• Brief
Quote the whole listing verbatim.

• Excerpted data

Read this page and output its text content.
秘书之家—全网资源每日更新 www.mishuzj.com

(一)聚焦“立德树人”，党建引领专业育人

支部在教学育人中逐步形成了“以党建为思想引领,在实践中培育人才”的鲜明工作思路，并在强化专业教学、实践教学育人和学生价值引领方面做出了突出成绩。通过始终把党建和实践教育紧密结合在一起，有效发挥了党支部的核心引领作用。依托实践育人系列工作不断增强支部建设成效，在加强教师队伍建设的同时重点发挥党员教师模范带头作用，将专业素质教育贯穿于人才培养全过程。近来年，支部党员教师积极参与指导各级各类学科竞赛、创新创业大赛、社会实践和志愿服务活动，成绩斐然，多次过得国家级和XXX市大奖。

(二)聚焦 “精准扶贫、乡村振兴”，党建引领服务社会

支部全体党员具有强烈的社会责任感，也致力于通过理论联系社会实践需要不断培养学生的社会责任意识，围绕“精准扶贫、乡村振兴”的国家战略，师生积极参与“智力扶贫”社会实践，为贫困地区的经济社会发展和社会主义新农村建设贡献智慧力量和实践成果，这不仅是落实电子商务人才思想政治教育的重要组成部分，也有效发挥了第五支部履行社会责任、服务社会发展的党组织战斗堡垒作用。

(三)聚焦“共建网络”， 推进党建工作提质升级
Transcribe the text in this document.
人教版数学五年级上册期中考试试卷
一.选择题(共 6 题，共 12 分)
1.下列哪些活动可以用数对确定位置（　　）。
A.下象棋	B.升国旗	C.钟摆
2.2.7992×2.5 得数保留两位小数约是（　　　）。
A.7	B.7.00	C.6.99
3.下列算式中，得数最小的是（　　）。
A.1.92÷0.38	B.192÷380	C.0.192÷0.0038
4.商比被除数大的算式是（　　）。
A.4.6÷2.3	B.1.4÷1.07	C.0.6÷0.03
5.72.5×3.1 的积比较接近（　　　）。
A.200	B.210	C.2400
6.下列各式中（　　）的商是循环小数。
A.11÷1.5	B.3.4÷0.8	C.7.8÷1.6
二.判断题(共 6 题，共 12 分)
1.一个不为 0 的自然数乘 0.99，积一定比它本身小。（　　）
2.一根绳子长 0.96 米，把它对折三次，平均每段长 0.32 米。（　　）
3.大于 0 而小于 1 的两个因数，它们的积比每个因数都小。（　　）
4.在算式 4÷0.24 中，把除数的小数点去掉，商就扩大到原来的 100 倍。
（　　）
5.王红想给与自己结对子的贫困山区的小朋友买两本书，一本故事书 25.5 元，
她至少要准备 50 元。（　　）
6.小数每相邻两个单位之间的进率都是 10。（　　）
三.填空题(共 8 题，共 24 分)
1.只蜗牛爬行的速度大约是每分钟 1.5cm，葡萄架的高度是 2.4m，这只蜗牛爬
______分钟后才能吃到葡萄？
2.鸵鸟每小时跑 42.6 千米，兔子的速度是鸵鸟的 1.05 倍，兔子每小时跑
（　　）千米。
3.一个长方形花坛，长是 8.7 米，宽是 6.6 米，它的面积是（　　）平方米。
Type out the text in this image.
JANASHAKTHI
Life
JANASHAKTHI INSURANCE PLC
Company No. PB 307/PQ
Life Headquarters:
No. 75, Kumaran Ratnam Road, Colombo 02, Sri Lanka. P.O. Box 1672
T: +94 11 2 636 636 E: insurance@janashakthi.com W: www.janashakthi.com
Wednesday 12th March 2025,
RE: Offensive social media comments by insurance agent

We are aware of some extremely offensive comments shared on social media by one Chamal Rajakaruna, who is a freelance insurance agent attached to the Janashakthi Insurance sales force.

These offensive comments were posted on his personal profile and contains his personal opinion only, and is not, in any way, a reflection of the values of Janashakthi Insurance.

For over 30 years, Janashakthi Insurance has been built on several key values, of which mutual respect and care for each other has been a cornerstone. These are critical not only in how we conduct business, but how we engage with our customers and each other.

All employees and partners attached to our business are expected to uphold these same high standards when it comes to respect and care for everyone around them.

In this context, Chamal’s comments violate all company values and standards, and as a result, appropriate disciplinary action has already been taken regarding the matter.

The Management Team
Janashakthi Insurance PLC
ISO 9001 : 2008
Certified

• Task result
Read this page and output its text content.
秘书之家—全网资源每日更新 www.mishuzj.com

(一)聚焦“立德树人”，党建引领专业育人

支部在教学育人中逐步形成了“以党建为思想引领,在实践中培育人才”的鲜明工作思路，并在强化专业教学、实践教学育人和学生价值引领方面做出了突出成绩。通过始终把党建和实践教育紧密结合在一起，有效发挥了党支部的核心引领作用。依托实践育人系列工作不断增强支部建设成效，在加强教师队伍建设的同时重点发挥党员教师模范带头作用，将专业素质教育贯穿于人才培养全过程。近来年，支部党员教师积极参与指导各级各类学科竞赛、创新创业大赛、社会实践和志愿服务活动，成绩斐然，多次过得国家级和XXX市大奖。

(二)聚焦 “精准扶贫、乡村振兴”，党建引领服务社会

支部全体党员具有强烈的社会责任感，也致力于通过理论联系社会实践需要不断培养学生的社会责任意识，围绕“精准扶贫、乡村振兴”的国家战略，师生积极参与“智力扶贫”社会实践，为贫困地区的经济社会发展和社会主义新农村建设贡献智慧力量和实践成果，这不仅是落实电子商务人才思想政治教育的重要组成部分，也有效发挥了第五支部履行社会责任、服务社会发展的党组织战斗堡垒作用。

(三)聚焦“共建网络”， 推进党建工作提质升级
Transcribe the text in this document.
人教版数学五年级上册期中考试试卷
一.选择题(共 6 题，共 12 分)
1.下列哪些活动可以用数对确定位置（　　）。
A.下象棋	B.升国旗	C.钟摆
2.2.7992×2.5 得数保留两位小数约是（　　　）。
A.7	B.7.00	C.6.99
3.下列算式中，得数最小的是（　　）。
A.1.92÷0.38	B.192÷380	C.0.192÷0.0038
4.商比被除数大的算式是（　　）。
A.4.6÷2.3	B.1.4÷1.07	C.0.6÷0.03
5.72.5×3.1 的积比较接近（　　　）。
A.200	B.210	C.2400
6.下列各式中（　　）的商是循环小数。
A.11÷1.5	B.3.4÷0.8	C.7.8÷1.6
二.判断题(共 6 题，共 12 分)
1.一个不为 0 的自然数乘 0.99，积一定比它本身小。（　　）
2.一根绳子长 0.96 米，把它对折三次，平均每段长 0.32 米。（　　）
3.大于 0 而小于 1 的两个因数，它们的积比每个因数都小。（　　）
4.在算式 4÷0.24 中，把除数的小数点去掉，商就扩大到原来的 100 倍。
（　　）
5.王红想给与自己结对子的贫困山区的小朋友买两本书，一本故事书 25.5 元，
她至少要准备 50 元。（　　）
6.小数每相邻两个单位之间的进率都是 10。（　　）
三.填空题(共 8 题，共 24 分)
1.只蜗牛爬行的速度大约是每分钟 1.5cm，葡萄架的高度是 2.4m，这只蜗牛爬
______分钟后才能吃到葡萄？
2.鸵鸟每小时跑 42.6 千米，兔子的速度是鸵鸟的 1.05 倍，兔子每小时跑
（　　）千米。
3.一个长方形花坛，长是 8.7 米，宽是 6.6 米，它的面积是（　　）平方米。
Type out the text in this image.
JANASHAKTHI
Life
JANASHAKTHI INSURANCE PLC
Company No. PB 307/PQ
Life Headquarters:
No. 75, Kumaran Ratnam Road, Colombo 02, Sri Lanka. P.O. Box 1672
T: +94 11 2 636 636 E: insurance@janashakthi.com W: www.janashakthi.com
Wednesday 12th March 2025,
RE: Offensive social media comments by insurance agent

We are aware of some extremely offensive comments shared on social media by one Chamal Rajakaruna, who is a freelance insurance agent attached to the Janashakthi Insurance sales force.

These offensive comments were posted on his personal profile and contains his personal opinion only, and is not, in any way, a reflection of the values of Janashakthi Insurance.

For over 30 years, Janashakthi Insurance has been built on several key values, of which mutual respect and care for each other has been a cornerstone. These are critical not only in how we conduct business, but how we engage with our customers and each other.

All employees and partners attached to our business are expected to uphold these same high standards when it comes to respect and care for everyone around them.

In this context, Chamal’s comments violate all company values and standards, and as a result, appropriate disciplinary action has already been taken regarding the matter.

The Management Team
Janashakthi Insurance PLC
ISO 9001 : 2008
Certified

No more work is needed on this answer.